DESCRIPTION OF THE TASK =>
Print the entries in full, word for word, but not the pictures.
--------------------------------
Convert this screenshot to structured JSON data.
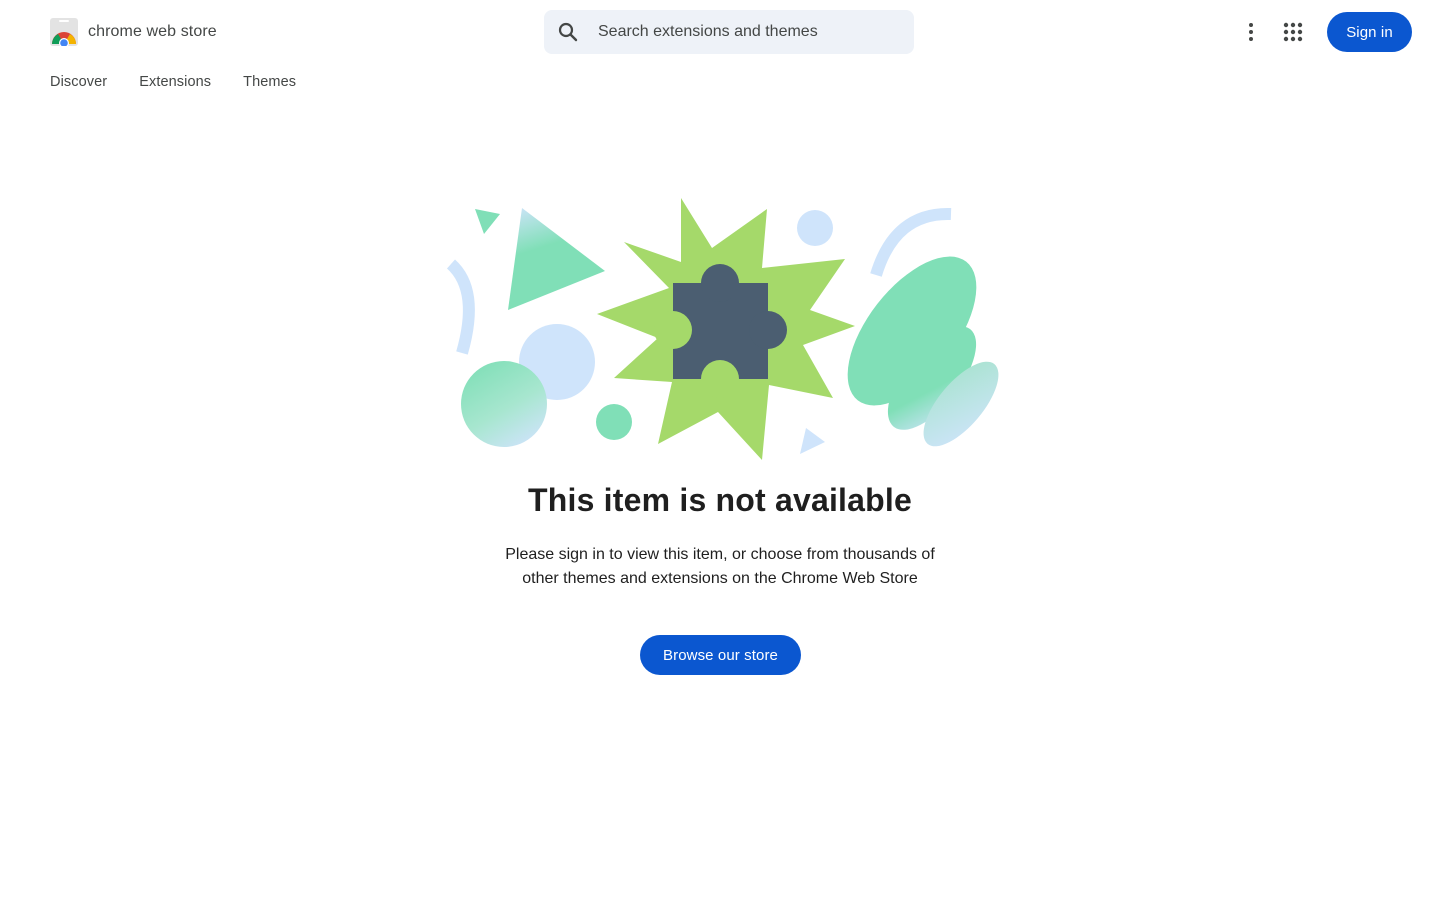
{
  "header": {
    "brand_name": "chrome web store",
    "search_placeholder": "Search extensions and themes",
    "search_value": "",
    "signin_label": "Sign in"
  },
  "nav": {
    "items": [
      {
        "label": "Discover"
      },
      {
        "label": "Extensions"
      },
      {
        "label": "Themes"
      }
    ]
  },
  "main": {
    "title": "This item is not available",
    "description": "Please sign in to view this item, or choose from thousands of other themes and extensions on the Chrome Web Store",
    "browse_label": "Browse our store"
  },
  "colors": {
    "primary_blue": "#0b57d0",
    "search_bg": "#eef2f8",
    "burst_green": "#a5d96a",
    "puzzle_slate": "#4b5e71",
    "mint": "#80dfb7",
    "light_blue": "#cfe4fb"
  },
  "icons": {
    "logo": "chrome-web-store-logo",
    "search": "search-icon",
    "more": "more-vert-icon",
    "apps": "apps-grid-icon",
    "puzzle": "puzzle-piece-icon"
  }
}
--------------------------------
PROBLEM SOLUTION =>
Convert this screenshot to structured JSON data.
{
  "header": {
    "brand_name": "chrome web store",
    "search_placeholder": "Search extensions and themes",
    "search_value": "",
    "signin_label": "Sign in"
  },
  "nav": {
    "items": [
      {
        "label": "Discover"
      },
      {
        "label": "Extensions"
      },
      {
        "label": "Themes"
      }
    ]
  },
  "main": {
    "title": "This item is not available",
    "description": "Please sign in to view this item, or choose from thousands of other themes and extensions on the Chrome Web Store",
    "browse_label": "Browse our store"
  },
  "colors": {
    "primary_blue": "#0b57d0",
    "search_bg": "#eef2f8",
    "burst_green": "#a5d96a",
    "puzzle_slate": "#4b5e71",
    "mint": "#80dfb7",
    "light_blue": "#cfe4fb"
  },
  "icons": {
    "logo": "chrome-web-store-logo",
    "search": "search-icon",
    "more": "more-vert-icon",
    "apps": "apps-grid-icon",
    "puzzle": "puzzle-piece-icon"
  }
}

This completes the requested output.